::: 本文 :::
原因は中国の株安ですが、その原因は1)中国政府が人民元を切り下げるほど景気が悪く、中国のGDPが7%と言われているが実際は5%程度なのではないかと疑われている事、
2)中国の株式市場は素人の個人投資家が8割を占めており、上がる時下がる時のいずれでも極端に動きやすい、3)上海市場はここ1年ちょっとで2倍半近く上昇し割高感が強まっていた、等が挙げれらます。さらに、9月には米国のFRB(連邦準備制度理事会、日本の日銀に相当)が9月に利上げを行うのではと予想されていたので、資金が新興国から米国に戻るの動きを示し新興国の通貨が売られていました。米国の株式市場もドル高で多国籍企業の利益成長が鈍化しており、割高感が強いと言われていました。そういった状況を同時にひっくり返す動きが出たと言えます。米国市場の割高感は、この急落でかなり解消されました。ドイツの自動車メーカーも中国で稼げなくなるので、これらの株価も下がっています。
世界中の投資家がリスクオフの動き(価格変動率の大きい株式や原油・金等の商品先物市場から資金を引き上げる)を一斉に行い、米国債や日本円といった安全資産と言われるリスクの少ない資産に資金をシフトしました。株式などに資金を戻すリスクオンの動きに回帰するには時間がかかりそうです。
この株安で富裕層や中国人観光客による高額商品購入の動きが鈍化し、デパートなどは影響を受けます。NY原油先物が39ドルを下回ったので、日本が輸入する原油も下がるはずで、円高と相まってエネルギー価格は一層下がるはずです。株式投資を行っていない個人消費者にはメリットもあります。円安・株高がアベノミクスの唯一のメリットだったのが、消えていきます。安倍首相、黒田日銀総裁はどうするのか注目されます。
::: 提示された行 :::
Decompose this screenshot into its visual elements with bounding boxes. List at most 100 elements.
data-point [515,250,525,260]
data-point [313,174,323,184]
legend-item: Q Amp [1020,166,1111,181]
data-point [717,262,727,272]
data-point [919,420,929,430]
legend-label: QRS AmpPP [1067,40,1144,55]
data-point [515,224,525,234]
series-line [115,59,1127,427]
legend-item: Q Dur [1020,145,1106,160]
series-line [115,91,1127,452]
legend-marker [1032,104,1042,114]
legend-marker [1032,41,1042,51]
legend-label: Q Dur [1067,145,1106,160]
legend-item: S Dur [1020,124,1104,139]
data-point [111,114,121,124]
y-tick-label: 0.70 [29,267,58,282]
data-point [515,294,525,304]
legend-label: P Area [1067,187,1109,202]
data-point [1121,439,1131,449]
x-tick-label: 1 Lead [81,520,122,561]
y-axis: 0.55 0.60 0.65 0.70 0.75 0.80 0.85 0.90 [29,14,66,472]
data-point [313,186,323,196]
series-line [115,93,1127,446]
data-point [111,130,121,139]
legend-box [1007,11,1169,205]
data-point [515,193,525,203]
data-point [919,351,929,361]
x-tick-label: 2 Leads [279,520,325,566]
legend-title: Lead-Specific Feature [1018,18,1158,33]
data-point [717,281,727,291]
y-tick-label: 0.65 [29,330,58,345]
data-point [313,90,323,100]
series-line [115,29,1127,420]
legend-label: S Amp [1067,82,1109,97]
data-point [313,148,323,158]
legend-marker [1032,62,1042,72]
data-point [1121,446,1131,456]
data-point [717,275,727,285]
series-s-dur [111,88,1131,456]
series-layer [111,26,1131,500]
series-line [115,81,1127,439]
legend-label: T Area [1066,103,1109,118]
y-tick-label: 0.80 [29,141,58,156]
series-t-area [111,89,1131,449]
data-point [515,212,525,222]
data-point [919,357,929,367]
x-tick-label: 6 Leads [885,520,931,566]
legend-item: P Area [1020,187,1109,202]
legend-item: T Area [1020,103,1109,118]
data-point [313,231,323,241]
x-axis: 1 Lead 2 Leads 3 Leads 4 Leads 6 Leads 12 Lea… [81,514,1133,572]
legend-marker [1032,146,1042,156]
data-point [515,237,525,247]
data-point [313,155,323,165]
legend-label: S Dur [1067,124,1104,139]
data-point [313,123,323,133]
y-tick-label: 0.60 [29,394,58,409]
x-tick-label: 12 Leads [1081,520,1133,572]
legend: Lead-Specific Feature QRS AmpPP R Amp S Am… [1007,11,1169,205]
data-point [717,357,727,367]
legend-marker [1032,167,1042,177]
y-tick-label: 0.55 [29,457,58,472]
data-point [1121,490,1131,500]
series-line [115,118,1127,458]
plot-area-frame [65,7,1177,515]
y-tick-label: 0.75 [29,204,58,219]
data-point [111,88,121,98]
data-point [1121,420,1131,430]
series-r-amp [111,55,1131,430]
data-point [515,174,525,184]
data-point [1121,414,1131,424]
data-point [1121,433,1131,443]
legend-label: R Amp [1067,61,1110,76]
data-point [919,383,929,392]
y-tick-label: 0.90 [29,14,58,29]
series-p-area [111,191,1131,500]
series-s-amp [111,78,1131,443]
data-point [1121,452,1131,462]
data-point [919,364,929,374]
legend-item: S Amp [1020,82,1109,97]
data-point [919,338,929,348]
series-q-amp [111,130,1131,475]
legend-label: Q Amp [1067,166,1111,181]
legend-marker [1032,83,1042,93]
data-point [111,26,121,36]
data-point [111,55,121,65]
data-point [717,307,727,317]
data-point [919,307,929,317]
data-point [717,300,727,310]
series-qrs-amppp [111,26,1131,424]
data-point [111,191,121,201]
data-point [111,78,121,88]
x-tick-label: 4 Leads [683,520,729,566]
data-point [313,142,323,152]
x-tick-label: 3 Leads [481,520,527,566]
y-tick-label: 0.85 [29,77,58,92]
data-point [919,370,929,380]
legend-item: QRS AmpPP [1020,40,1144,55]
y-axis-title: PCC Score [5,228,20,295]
:::
記述課題:
本文から「この株安で富裕層や中国人観光」で始まり「はどうするのか注目されます。」まで続く部分を、一字一句違えずに書き写してください。 上記の行は、本文とは別個の資料です。

記述回答:
この株安で富裕層や中国人観光客による高額商品購入の動きが鈍化し、デパートなどは影響を受けます。NY原油先物が39ドルを下回ったので、日本が輸入する原油も下がるはずで、円高と相まってエネルギー価格は一層下がるはずです。株式投資を行っていない個人消費者にはメリットもあります。円安・株高がアベノミクスの唯一のメリットだったのが、消えていきます。安倍首相、黒田日銀総裁はどうするのか注目されます。